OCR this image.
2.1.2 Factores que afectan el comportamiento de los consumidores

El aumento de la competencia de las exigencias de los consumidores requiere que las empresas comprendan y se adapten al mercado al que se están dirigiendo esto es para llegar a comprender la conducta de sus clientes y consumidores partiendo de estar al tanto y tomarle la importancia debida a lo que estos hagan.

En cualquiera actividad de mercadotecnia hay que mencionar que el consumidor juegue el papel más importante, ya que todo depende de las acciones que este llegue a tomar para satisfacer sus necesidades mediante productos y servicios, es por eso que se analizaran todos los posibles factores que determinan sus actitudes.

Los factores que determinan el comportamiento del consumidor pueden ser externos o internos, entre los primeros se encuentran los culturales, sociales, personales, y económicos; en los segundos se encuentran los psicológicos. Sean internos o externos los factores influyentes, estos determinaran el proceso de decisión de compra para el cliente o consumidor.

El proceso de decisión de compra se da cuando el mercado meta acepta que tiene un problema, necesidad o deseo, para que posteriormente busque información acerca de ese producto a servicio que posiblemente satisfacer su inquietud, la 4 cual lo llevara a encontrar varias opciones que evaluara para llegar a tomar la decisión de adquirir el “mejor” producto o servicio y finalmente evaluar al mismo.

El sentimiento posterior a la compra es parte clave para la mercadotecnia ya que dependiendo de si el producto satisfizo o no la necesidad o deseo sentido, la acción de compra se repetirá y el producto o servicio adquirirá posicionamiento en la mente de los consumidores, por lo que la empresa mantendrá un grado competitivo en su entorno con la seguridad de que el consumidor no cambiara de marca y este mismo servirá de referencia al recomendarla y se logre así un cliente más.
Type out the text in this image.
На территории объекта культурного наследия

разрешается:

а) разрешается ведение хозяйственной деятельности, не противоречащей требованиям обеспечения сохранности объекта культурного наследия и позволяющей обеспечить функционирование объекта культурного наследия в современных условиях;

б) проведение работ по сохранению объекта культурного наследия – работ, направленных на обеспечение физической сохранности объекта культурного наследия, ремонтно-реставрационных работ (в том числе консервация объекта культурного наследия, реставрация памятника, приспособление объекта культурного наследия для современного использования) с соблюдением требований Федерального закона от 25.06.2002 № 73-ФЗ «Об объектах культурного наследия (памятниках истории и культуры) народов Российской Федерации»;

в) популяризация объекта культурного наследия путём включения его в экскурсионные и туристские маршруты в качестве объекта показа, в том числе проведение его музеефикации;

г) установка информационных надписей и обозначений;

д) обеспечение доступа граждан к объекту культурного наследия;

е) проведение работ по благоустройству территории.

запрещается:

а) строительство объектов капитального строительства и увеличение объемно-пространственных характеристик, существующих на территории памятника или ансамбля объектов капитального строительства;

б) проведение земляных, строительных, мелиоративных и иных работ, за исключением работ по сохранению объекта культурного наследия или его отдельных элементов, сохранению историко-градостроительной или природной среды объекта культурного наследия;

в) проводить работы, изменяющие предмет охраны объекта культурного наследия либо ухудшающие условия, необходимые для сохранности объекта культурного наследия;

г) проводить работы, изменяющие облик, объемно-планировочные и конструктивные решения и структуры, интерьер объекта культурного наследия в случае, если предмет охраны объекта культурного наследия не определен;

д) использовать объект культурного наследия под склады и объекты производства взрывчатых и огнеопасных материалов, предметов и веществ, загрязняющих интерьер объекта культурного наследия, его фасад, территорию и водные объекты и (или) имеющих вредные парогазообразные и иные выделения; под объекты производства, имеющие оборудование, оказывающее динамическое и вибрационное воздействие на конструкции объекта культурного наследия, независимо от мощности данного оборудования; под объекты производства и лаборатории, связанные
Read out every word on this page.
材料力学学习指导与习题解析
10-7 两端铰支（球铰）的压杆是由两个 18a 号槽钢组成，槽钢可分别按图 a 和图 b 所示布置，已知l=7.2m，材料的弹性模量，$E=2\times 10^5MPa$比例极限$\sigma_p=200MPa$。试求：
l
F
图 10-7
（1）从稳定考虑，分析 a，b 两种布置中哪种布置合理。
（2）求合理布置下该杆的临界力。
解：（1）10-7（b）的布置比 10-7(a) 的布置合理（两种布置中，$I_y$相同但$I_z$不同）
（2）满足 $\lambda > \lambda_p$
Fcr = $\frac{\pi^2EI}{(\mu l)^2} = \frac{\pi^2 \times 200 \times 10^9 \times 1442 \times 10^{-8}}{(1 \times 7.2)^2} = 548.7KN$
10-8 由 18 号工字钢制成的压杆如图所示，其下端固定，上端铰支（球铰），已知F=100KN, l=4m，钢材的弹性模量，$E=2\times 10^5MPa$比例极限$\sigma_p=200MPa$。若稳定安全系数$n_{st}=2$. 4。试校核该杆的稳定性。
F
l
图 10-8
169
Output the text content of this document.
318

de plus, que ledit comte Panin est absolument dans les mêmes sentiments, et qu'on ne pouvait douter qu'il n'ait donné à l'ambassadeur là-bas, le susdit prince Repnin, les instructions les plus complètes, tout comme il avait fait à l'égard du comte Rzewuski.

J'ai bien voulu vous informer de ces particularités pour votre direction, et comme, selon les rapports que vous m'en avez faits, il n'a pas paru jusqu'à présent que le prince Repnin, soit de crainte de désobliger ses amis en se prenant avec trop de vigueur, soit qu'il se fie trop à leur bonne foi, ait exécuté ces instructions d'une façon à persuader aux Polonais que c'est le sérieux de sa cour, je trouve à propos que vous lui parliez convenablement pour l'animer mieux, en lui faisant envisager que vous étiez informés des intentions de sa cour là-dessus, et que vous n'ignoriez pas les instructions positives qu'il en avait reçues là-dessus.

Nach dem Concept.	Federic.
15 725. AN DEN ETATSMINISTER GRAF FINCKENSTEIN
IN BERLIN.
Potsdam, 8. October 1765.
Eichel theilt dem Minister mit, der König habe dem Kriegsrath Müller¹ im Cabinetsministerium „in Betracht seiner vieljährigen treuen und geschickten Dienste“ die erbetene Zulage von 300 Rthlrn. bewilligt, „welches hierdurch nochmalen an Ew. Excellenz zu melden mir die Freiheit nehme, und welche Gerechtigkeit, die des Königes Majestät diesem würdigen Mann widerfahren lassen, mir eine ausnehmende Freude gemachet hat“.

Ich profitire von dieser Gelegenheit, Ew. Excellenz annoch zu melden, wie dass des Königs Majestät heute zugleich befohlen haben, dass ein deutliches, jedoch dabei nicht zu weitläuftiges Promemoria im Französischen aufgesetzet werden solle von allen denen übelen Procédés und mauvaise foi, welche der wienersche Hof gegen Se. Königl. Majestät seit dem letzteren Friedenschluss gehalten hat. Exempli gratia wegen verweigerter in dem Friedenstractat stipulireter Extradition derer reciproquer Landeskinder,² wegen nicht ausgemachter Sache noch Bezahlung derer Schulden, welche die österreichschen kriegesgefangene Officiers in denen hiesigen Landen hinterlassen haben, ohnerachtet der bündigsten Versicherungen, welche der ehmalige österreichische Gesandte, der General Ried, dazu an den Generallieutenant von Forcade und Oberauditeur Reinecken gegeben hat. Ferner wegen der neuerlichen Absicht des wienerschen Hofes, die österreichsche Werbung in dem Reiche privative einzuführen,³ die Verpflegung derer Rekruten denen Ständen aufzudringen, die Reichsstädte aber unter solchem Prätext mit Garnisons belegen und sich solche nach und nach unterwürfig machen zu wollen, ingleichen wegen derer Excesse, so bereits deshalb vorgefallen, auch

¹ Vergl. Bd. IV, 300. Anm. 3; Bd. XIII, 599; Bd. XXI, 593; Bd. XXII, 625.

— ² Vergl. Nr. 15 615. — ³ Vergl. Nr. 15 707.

┄┄┄┄┄┄

Pick out the lines containing the string "this" and show them.

* **Exercise response**
OCR this image.
Type out the text in this image.
Read out every word on this page.
Output the text content of this document.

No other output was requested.